- **Records that describe figures**:
--- Begin ---

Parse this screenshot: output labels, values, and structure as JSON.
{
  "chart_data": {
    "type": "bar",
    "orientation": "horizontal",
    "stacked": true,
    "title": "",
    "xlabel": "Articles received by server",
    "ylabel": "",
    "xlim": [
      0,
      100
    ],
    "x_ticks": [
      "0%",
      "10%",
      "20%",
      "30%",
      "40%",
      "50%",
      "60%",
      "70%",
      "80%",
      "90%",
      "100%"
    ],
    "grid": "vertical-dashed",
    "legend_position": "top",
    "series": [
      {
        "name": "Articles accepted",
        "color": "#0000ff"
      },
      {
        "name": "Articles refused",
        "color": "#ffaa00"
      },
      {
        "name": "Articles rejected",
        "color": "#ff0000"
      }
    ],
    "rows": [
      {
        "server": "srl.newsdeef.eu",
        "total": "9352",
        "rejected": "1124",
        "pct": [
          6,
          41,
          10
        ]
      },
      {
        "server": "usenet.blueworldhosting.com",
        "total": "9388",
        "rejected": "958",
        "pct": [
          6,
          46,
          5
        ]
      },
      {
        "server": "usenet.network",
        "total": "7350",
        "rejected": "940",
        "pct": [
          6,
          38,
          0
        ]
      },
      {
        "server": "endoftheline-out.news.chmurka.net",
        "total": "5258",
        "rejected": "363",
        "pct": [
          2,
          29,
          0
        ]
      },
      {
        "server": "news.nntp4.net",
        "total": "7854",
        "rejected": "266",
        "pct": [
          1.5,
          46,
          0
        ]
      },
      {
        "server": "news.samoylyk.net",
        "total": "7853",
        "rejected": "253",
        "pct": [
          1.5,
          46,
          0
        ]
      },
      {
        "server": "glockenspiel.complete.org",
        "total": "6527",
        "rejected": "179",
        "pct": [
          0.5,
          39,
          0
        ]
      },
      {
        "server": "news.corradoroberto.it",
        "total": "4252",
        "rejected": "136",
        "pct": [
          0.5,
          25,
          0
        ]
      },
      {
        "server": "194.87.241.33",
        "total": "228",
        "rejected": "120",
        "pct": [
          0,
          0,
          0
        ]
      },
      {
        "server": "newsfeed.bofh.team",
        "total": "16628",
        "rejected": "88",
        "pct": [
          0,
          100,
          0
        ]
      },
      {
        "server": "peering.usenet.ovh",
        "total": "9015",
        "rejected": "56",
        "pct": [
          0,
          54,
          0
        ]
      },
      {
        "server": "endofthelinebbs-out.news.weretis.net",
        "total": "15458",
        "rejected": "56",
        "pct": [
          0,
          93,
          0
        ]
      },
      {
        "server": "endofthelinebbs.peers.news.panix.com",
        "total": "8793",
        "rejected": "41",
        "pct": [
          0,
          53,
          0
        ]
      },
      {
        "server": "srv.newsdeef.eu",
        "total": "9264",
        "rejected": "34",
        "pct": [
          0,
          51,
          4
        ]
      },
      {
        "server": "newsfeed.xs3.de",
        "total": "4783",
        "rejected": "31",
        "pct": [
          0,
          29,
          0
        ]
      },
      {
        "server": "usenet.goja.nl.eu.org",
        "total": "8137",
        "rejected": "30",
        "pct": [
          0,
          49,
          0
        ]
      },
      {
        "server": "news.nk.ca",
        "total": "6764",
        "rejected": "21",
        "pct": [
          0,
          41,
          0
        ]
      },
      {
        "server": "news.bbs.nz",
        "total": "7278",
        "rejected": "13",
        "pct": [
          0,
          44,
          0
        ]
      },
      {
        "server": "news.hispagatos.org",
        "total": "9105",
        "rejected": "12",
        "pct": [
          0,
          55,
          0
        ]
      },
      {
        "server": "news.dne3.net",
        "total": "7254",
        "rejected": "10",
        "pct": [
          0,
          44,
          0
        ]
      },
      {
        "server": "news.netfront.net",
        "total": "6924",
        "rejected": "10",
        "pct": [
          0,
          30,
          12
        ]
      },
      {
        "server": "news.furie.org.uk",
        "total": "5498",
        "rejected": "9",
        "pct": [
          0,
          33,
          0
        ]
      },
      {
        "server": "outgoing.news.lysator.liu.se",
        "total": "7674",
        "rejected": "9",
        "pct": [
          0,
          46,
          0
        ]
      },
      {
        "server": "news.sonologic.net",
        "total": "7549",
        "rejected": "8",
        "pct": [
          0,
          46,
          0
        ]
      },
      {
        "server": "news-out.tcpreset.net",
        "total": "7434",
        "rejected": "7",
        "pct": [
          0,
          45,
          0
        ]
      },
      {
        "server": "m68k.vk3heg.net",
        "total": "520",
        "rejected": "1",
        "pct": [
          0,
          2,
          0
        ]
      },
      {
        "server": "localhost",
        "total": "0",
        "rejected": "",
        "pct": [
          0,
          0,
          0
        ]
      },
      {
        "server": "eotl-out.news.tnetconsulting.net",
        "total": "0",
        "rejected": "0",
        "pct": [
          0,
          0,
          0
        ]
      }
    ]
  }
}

--- End ---

- **Brief**:
Set down every line of the listing above again, exactly as given.

- **Solution for this exercise**:
Parse this screenshot: output labels, values, and structure as JSON.
{
  "chart_data": {
    "type": "bar",
    "orientation": "horizontal",
    "stacked": true,
    "title": "",
    "xlabel": "Articles received by server",
    "ylabel": "",
    "xlim": [
      0,
      100
    ],
    "x_ticks": [
      "0%",
      "10%",
      "20%",
      "30%",
      "40%",
      "50%",
      "60%",
      "70%",
      "80%",
      "90%",
      "100%"
    ],
    "grid": "vertical-dashed",
    "legend_position": "top",
    "series": [
      {
        "name": "Articles accepted",
        "color": "#0000ff"
      },
      {
        "name": "Articles refused",
        "color": "#ffaa00"
      },
      {
        "name": "Articles rejected",
        "color": "#ff0000"
      }
    ],
    "rows": [
      {
        "server": "srl.newsdeef.eu",
        "total": "9352",
        "rejected": "1124",
        "pct": [
          6,
          41,
          10
        ]
      },
      {
        "server": "usenet.blueworldhosting.com",
        "total": "9388",
        "rejected": "958",
        "pct": [
          6,
          46,
          5
        ]
      },
      {
        "server": "usenet.network",
        "total": "7350",
        "rejected": "940",
        "pct": [
          6,
          38,
          0
        ]
      },
      {
        "server": "endoftheline-out.news.chmurka.net",
        "total": "5258",
        "rejected": "363",
        "pct": [
          2,
          29,
          0
        ]
      },
      {
        "server": "news.nntp4.net",
        "total": "7854",
        "rejected": "266",
        "pct": [
          1.5,
          46,
          0
        ]
      },
      {
        "server": "news.samoylyk.net",
        "total": "7853",
        "rejected": "253",
        "pct": [
          1.5,
          46,
          0
        ]
      },
      {
        "server": "glockenspiel.complete.org",
        "total": "6527",
        "rejected": "179",
        "pct": [
          0.5,
          39,
          0
        ]
      },
      {
        "server": "news.corradoroberto.it",
        "total": "4252",
        "rejected": "136",
        "pct": [
          0.5,
          25,
          0
        ]
      },
      {
        "server": "194.87.241.33",
        "total": "228",
        "rejected": "120",
        "pct": [
          0,
          0,
          0
        ]
      },
      {
        "server": "newsfeed.bofh.team",
        "total": "16628",
        "rejected": "88",
        "pct": [
          0,
          100,
          0
        ]
      },
      {
        "server": "peering.usenet.ovh",
        "total": "9015",
        "rejected": "56",
        "pct": [
          0,
          54,
          0
        ]
      },
      {
        "server": "endofthelinebbs-out.news.weretis.net",
        "total": "15458",
        "rejected": "56",
        "pct": [
          0,
          93,
          0
        ]
      },
      {
        "server": "endofthelinebbs.peers.news.panix.com",
        "total": "8793",
        "rejected": "41",
        "pct": [
          0,
          53,
          0
        ]
      },
      {
        "server": "srv.newsdeef.eu",
        "total": "9264",
        "rejected": "34",
        "pct": [
          0,
          51,
          4
        ]
      },
      {
        "server": "newsfeed.xs3.de",
        "total": "4783",
        "rejected": "31",
        "pct": [
          0,
          29,
          0
        ]
      },
      {
        "server": "usenet.goja.nl.eu.org",
        "total": "8137",
        "rejected": "30",
        "pct": [
          0,
          49,
          0
        ]
      },
      {
        "server": "news.nk.ca",
        "total": "6764",
        "rejected": "21",
        "pct": [
          0,
          41,
          0
        ]
      },
      {
        "server": "news.bbs.nz",
        "total": "7278",
        "rejected": "13",
        "pct": [
          0,
          44,
          0
        ]
      },
      {
        "server": "news.hispagatos.org",
        "total": "9105",
        "rejected": "12",
        "pct": [
          0,
          55,
          0
        ]
      },
      {
        "server": "news.dne3.net",
        "total": "7254",
        "rejected": "10",
        "pct": [
          0,
          44,
          0
        ]
      },
      {
        "server": "news.netfront.net",
        "total": "6924",
        "rejected": "10",
        "pct": [
          0,
          30,
          12
        ]
      },
      {
        "server": "news.furie.org.uk",
        "total": "5498",
        "rejected": "9",
        "pct": [
          0,
          33,
          0
        ]
      },
      {
        "server": "outgoing.news.lysator.liu.se",
        "total": "7674",
        "rejected": "9",
        "pct": [
          0,
          46,
          0
        ]
      },
      {
        "server": "news.sonologic.net",
        "total": "7549",
        "rejected": "8",
        "pct": [
          0,
          46,
          0
        ]
      },
      {
        "server": "news-out.tcpreset.net",
        "total": "7434",
        "rejected": "7",
        "pct": [
          0,
          45,
          0
        ]
      },
      {
        "server": "m68k.vk3heg.net",
        "total": "520",
        "rejected": "1",
        "pct": [
          0,
          2,
          0
        ]
      },
      {
        "server": "localhost",
        "total": "0",
        "rejected": "",
        "pct": [
          0,
          0,
          0
        ]
      },
      {
        "server": "eotl-out.news.tnetconsulting.net",
        "total": "0",
        "rejected": "0",
        "pct": [
          0,
          0,
          0
        ]
      }
    ]
  }
}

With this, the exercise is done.